(INFORMATION GIVEN):

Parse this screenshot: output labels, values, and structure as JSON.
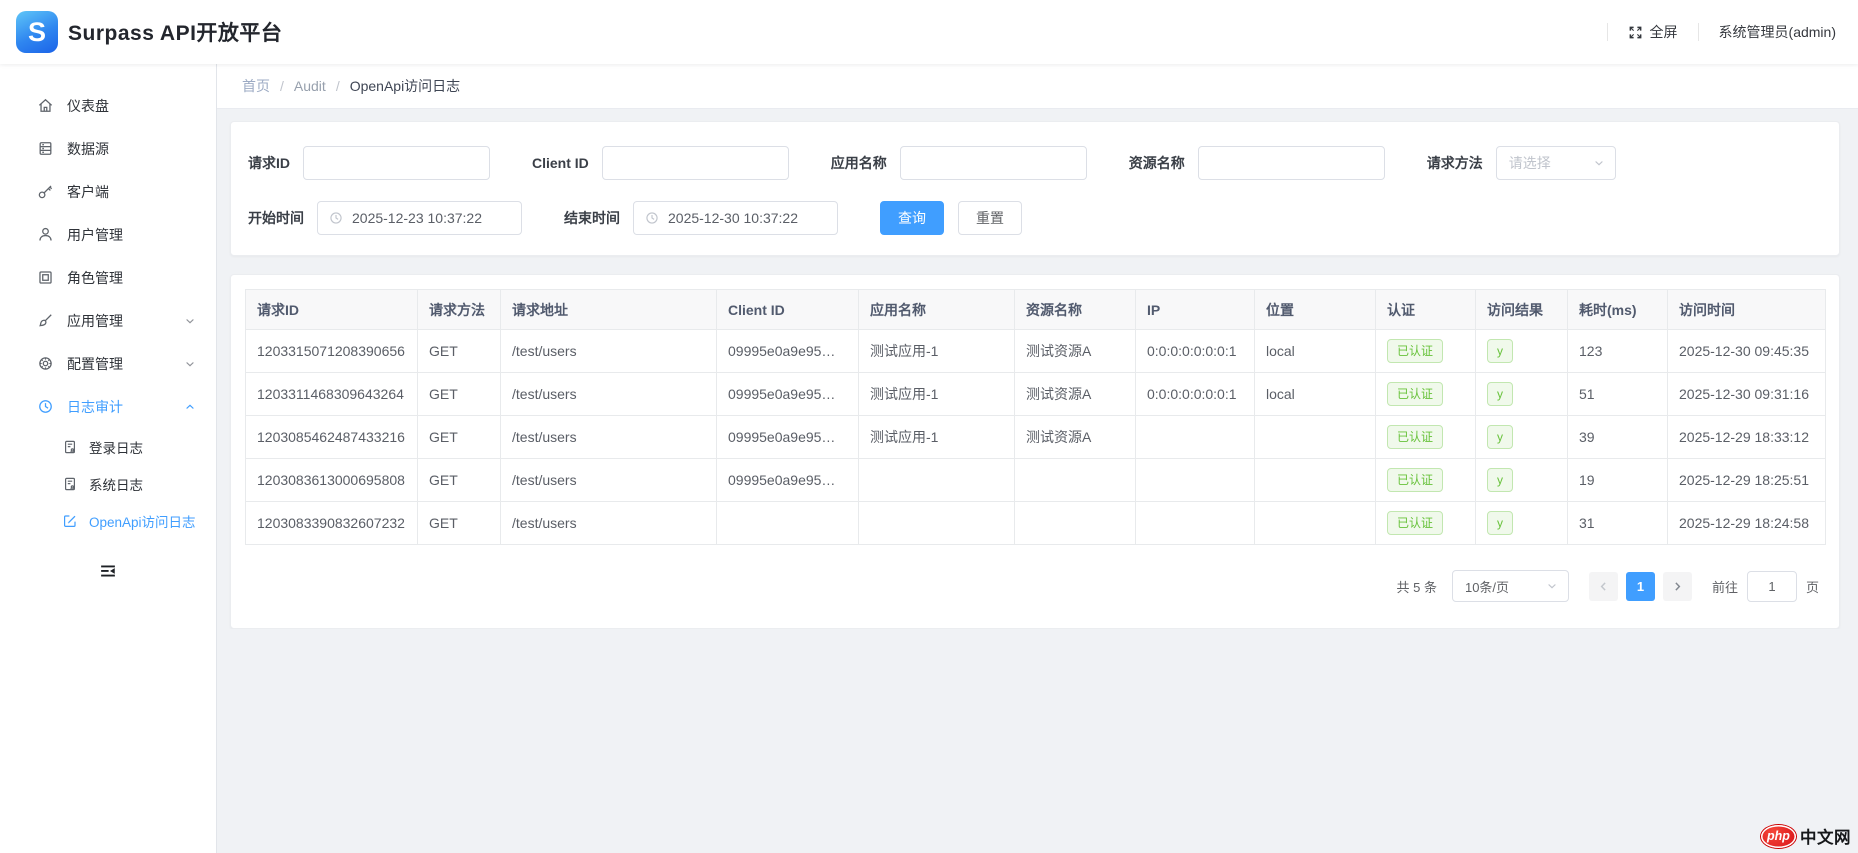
{
  "header": {
    "app_title": "Surpass API开放平台",
    "fullscreen_label": "全屏",
    "user_label": "系统管理员(admin)"
  },
  "breadcrumb": {
    "items": [
      "首页",
      "Audit",
      "OpenApi访问日志"
    ],
    "separator": "/"
  },
  "sidebar": {
    "items": [
      {
        "icon": "home-icon",
        "label": "仪表盘"
      },
      {
        "icon": "database-icon",
        "label": "数据源"
      },
      {
        "icon": "key-icon",
        "label": "客户端"
      },
      {
        "icon": "user-icon",
        "label": "用户管理"
      },
      {
        "icon": "role-icon",
        "label": "角色管理"
      },
      {
        "icon": "brush-icon",
        "label": "应用管理",
        "chevron": "down"
      },
      {
        "icon": "badge-icon",
        "label": "配置管理",
        "chevron": "down"
      },
      {
        "icon": "clock-icon",
        "label": "日志审计",
        "chevron": "up",
        "active": true
      }
    ],
    "subitems": [
      {
        "icon": "login-log-icon",
        "label": "登录日志"
      },
      {
        "icon": "system-log-icon",
        "label": "系统日志"
      },
      {
        "icon": "edit-icon",
        "label": "OpenApi访问日志",
        "active": true
      }
    ]
  },
  "filters": {
    "request_id_label": "请求ID",
    "client_id_label": "Client ID",
    "app_name_label": "应用名称",
    "resource_name_label": "资源名称",
    "method_label": "请求方法",
    "method_placeholder": "请选择",
    "start_time_label": "开始时间",
    "start_time_value": "2025-12-23 10:37:22",
    "end_time_label": "结束时间",
    "end_time_value": "2025-12-30 10:37:22",
    "search_button": "查询",
    "reset_button": "重置"
  },
  "table": {
    "columns": [
      "请求ID",
      "请求方法",
      "请求地址",
      "Client ID",
      "应用名称",
      "资源名称",
      "IP",
      "位置",
      "认证",
      "访问结果",
      "耗时(ms)",
      "访问时间"
    ],
    "rows": [
      {
        "request_id": "1203315071208390656",
        "method": "GET",
        "url": "/test/users",
        "client_id": "09995e0a9e95…",
        "app_name": "测试应用-1",
        "resource": "测试资源A",
        "ip": "0:0:0:0:0:0:0:1",
        "location": "local",
        "auth": "已认证",
        "result": "y",
        "cost_ms": "123",
        "time": "2025-12-30 09:45:35"
      },
      {
        "request_id": "1203311468309643264",
        "method": "GET",
        "url": "/test/users",
        "client_id": "09995e0a9e95…",
        "app_name": "测试应用-1",
        "resource": "测试资源A",
        "ip": "0:0:0:0:0:0:0:1",
        "location": "local",
        "auth": "已认证",
        "result": "y",
        "cost_ms": "51",
        "time": "2025-12-30 09:31:16"
      },
      {
        "request_id": "1203085462487433216",
        "method": "GET",
        "url": "/test/users",
        "client_id": "09995e0a9e95…",
        "app_name": "测试应用-1",
        "resource": "测试资源A",
        "ip": "",
        "location": "",
        "auth": "已认证",
        "result": "y",
        "cost_ms": "39",
        "time": "2025-12-29 18:33:12"
      },
      {
        "request_id": "1203083613000695808",
        "method": "GET",
        "url": "/test/users",
        "client_id": "09995e0a9e95…",
        "app_name": "",
        "resource": "",
        "ip": "",
        "location": "",
        "auth": "已认证",
        "result": "y",
        "cost_ms": "19",
        "time": "2025-12-29 18:25:51"
      },
      {
        "request_id": "1203083390832607232",
        "method": "GET",
        "url": "/test/users",
        "client_id": "",
        "app_name": "",
        "resource": "",
        "ip": "",
        "location": "",
        "auth": "已认证",
        "result": "y",
        "cost_ms": "31",
        "time": "2025-12-29 18:24:58"
      }
    ]
  },
  "pagination": {
    "total_label": "共 5 条",
    "page_size": "10条/页",
    "current_page": "1",
    "goto_label": "前往",
    "goto_value": "1",
    "page_unit": "页"
  },
  "watermark": {
    "badge": "php",
    "text": "中文网"
  },
  "colors": {
    "primary": "#409eff",
    "success_text": "#67c23a",
    "success_bg": "#f0f9eb",
    "success_border": "#c2e7b0",
    "page_bg": "#f0f2f5",
    "header_bg": "#ffffff"
  }
}
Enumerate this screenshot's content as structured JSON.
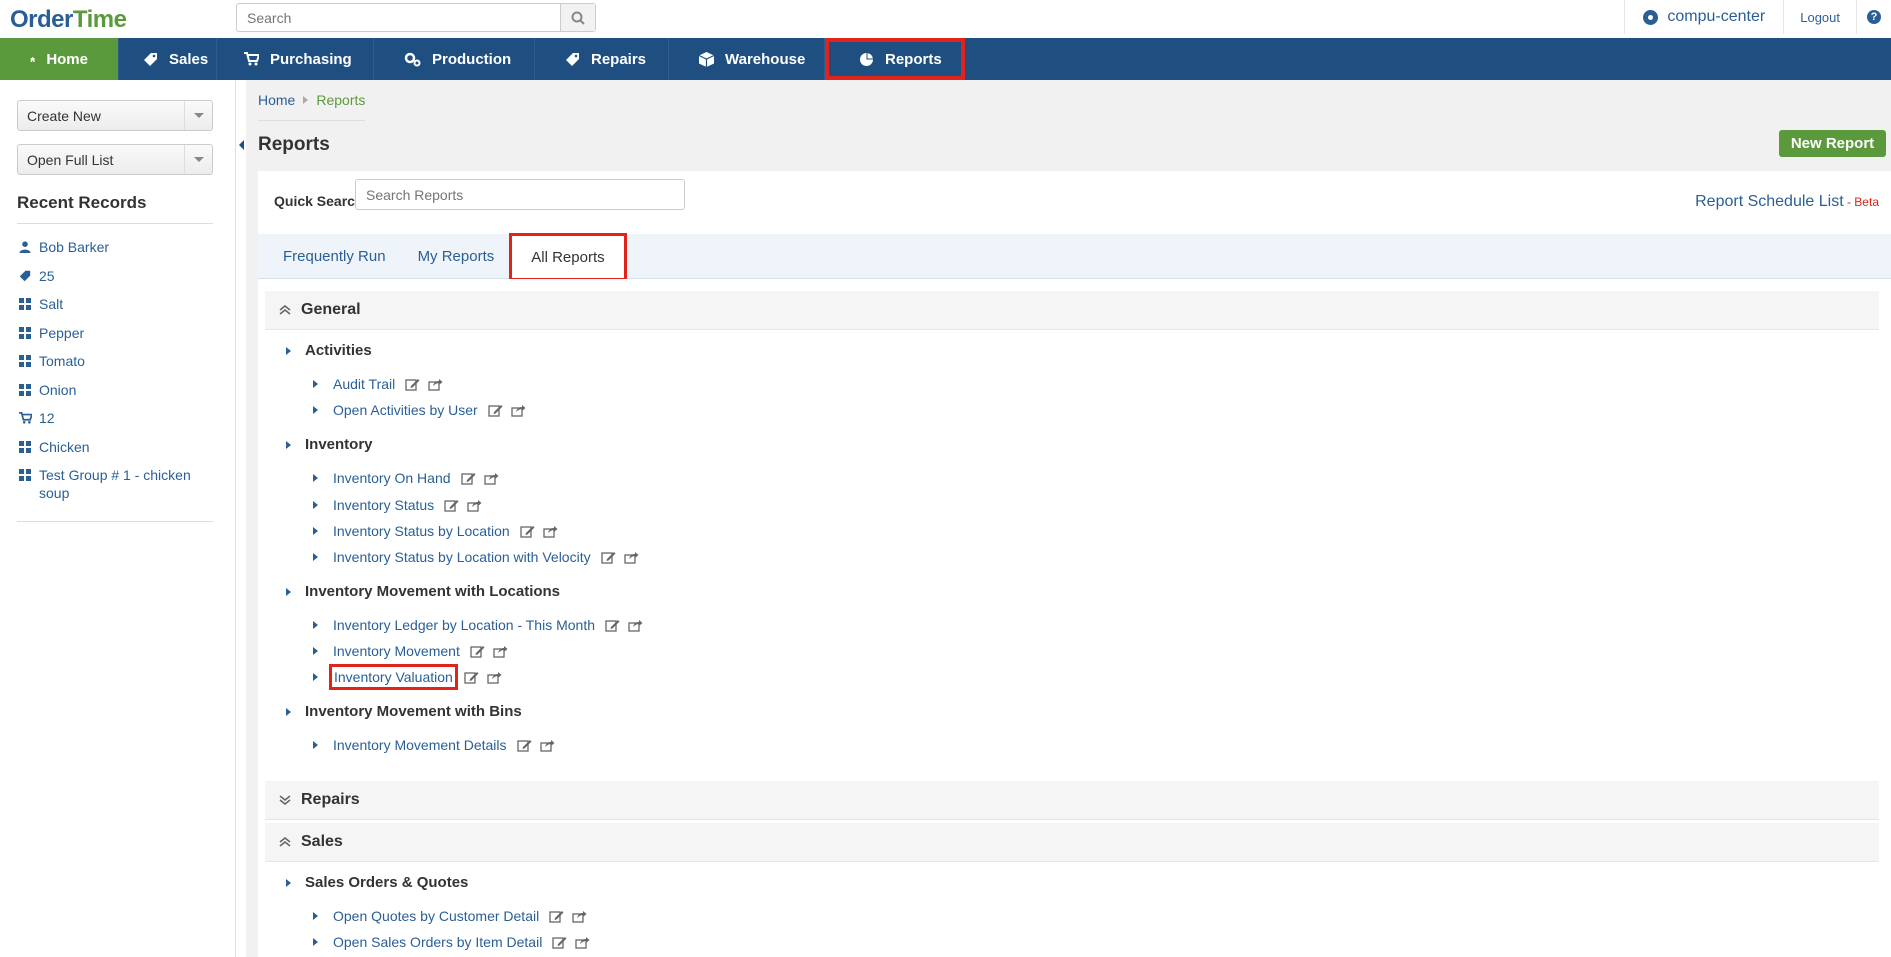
{
  "app": {
    "logo_prefix": "O",
    "logo_mid": "rder",
    "logo_suffix": "Time"
  },
  "header": {
    "search_placeholder": "Search",
    "company": "compu-center",
    "logout": "Logout",
    "help": "?"
  },
  "nav": {
    "items": [
      {
        "label": "Home",
        "icon": "home-icon"
      },
      {
        "label": "Sales",
        "icon": "tag-icon"
      },
      {
        "label": "Purchasing",
        "icon": "cart-icon"
      },
      {
        "label": "Production",
        "icon": "gears-icon"
      },
      {
        "label": "Repairs",
        "icon": "wrench-icon"
      },
      {
        "label": "Warehouse",
        "icon": "box-icon"
      },
      {
        "label": "Reports",
        "icon": "pie-chart-icon"
      }
    ],
    "active": "Home",
    "highlighted": "Reports"
  },
  "sidebar": {
    "create_new": "Create New",
    "open_full_list": "Open Full List",
    "recent_title": "Recent Records",
    "recent": [
      {
        "label": "Bob Barker",
        "icon": "person-icon"
      },
      {
        "label": "25",
        "icon": "tag-icon"
      },
      {
        "label": "Salt",
        "icon": "grid-icon"
      },
      {
        "label": "Pepper",
        "icon": "grid-icon"
      },
      {
        "label": "Tomato",
        "icon": "grid-icon"
      },
      {
        "label": "Onion",
        "icon": "grid-icon"
      },
      {
        "label": "12",
        "icon": "cart-icon"
      },
      {
        "label": "Chicken",
        "icon": "grid-icon"
      },
      {
        "label": "Test Group # 1 - chicken soup",
        "icon": "grid-icon"
      }
    ]
  },
  "main": {
    "breadcrumb": {
      "home": "Home",
      "current": "Reports"
    },
    "title": "Reports",
    "new_report": "New Report",
    "quick_search_label": "Quick Search",
    "quick_search_placeholder": "Search Reports",
    "schedule_link": "Report Schedule List",
    "schedule_beta": " - Beta",
    "tabs": [
      "Frequently Run",
      "My Reports",
      "All Reports"
    ],
    "active_tab": "All Reports"
  },
  "reports": {
    "sections": [
      {
        "title": "General",
        "expanded": true,
        "groups": [
          {
            "title": "Activities",
            "items": [
              "Audit Trail",
              "Open Activities by User"
            ]
          },
          {
            "title": "Inventory",
            "items": [
              "Inventory On Hand",
              "Inventory Status",
              "Inventory Status by Location",
              "Inventory Status by Location with Velocity"
            ]
          },
          {
            "title": "Inventory Movement with Locations",
            "items": [
              "Inventory Ledger by Location - This Month",
              "Inventory Movement",
              "Inventory Valuation"
            ]
          },
          {
            "title": "Inventory Movement with Bins",
            "items": [
              "Inventory Movement Details"
            ]
          }
        ]
      },
      {
        "title": "Repairs",
        "expanded": false,
        "groups": []
      },
      {
        "title": "Sales",
        "expanded": true,
        "groups": [
          {
            "title": "Sales Orders & Quotes",
            "items": [
              "Open Quotes by Customer Detail",
              "Open Sales Orders by Item Detail"
            ]
          }
        ]
      }
    ],
    "highlighted_item": "Inventory Valuation"
  },
  "colors": {
    "nav_bg": "#1f4e80",
    "active_green": "#5b9a3c",
    "link_blue": "#2a5f96",
    "highlight_red": "#e0241b"
  }
}
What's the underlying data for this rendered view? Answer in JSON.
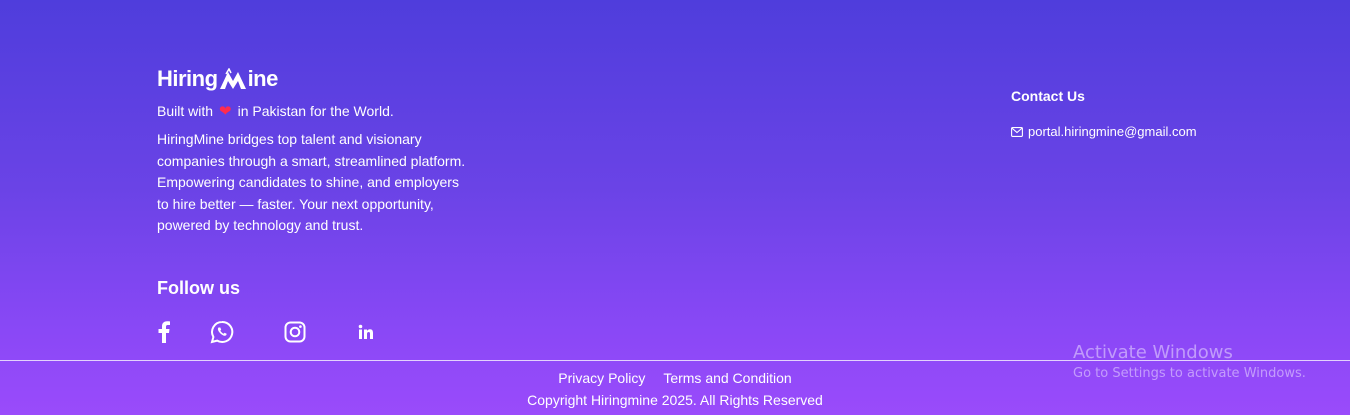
{
  "brand": {
    "logo_left": "Hiring",
    "logo_right": "ine"
  },
  "tagline": {
    "prefix": "Built with",
    "heart": "❤",
    "suffix": "in Pakistan for the World."
  },
  "description": "HiringMine bridges top talent and visionary companies through a smart, streamlined platform. Empowering candidates to shine, and employers to hire better — faster. Your next opportunity, powered by technology and trust.",
  "follow": {
    "title": "Follow us",
    "icons": [
      "facebook-icon",
      "whatsapp-icon",
      "instagram-icon",
      "linkedin-icon"
    ]
  },
  "contact": {
    "title": "Contact Us",
    "email": "portal.hiringmine@gmail.com"
  },
  "bottom": {
    "privacy": "Privacy Policy",
    "terms": "Terms and Condition",
    "copyright": "Copyright Hiringmine 2025. All Rights Reserved"
  },
  "watermark": {
    "line1": "Activate Windows",
    "line2": "Go to Settings to activate Windows."
  },
  "colors": {
    "gradient_top": "#4f3ddc",
    "gradient_bottom": "#9a4bfb",
    "heart": "#ff2b4f"
  }
}
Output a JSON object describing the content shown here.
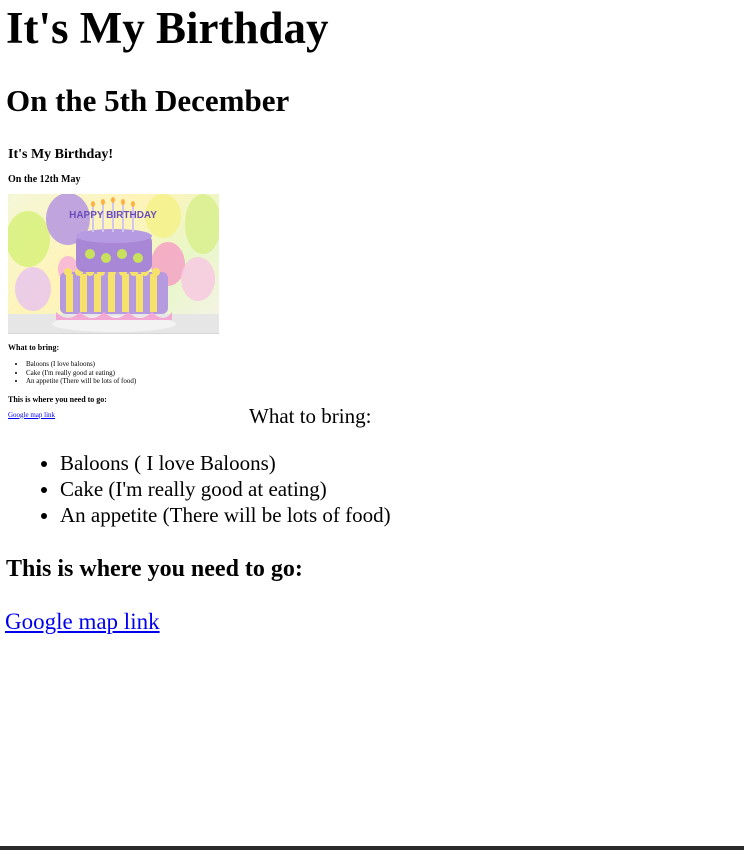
{
  "page": {
    "title": "It's My Birthday",
    "subtitle": "On the 5th December",
    "bring_heading": "What to bring:",
    "bring_items": [
      "Baloons ( I love Baloons)",
      "Cake (I'm really good at eating)",
      "An appetite (There will be lots of food)"
    ],
    "where_heading": "This is where you need to go:",
    "map_link": "Google map link"
  },
  "thumbnail": {
    "title": "It's My Birthday!",
    "subtitle": "On the 12th May",
    "cake_text": "HAPPY BIRTHDAY",
    "bring_heading": "What to bring:",
    "bring_items": [
      "Baloons (I love baloons)",
      "Cake (I'm really good at eating)",
      "An appetite (There will be lots of food)"
    ],
    "where_heading": "This is where you need to go:",
    "map_link": "Google map link"
  },
  "colors": {
    "link": "#0000ee",
    "text": "#000000",
    "background": "#ffffff",
    "bottom_bar": "#2b2b2b"
  }
}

(WHAT IS EXPECTED):
Copy every line in the entries above that has the string "Inventory" in it.

(RESPONSE):
            "title": "Inventory",
              "Inventory On Hand",
              "Inventory Status",
              "Inventory Status by Location",
              "Inventory Status by Location with Velocity"
            "title": "Inventory Movement with Locations",
              "Inventory Ledger by Location - This Month",
              "Inventory Movement",
              "Inventory Valuation"
            "title": "Inventory Movement with Bins",
              "Inventory Movement Details"
    "highlighted_item": "Inventory Valuation"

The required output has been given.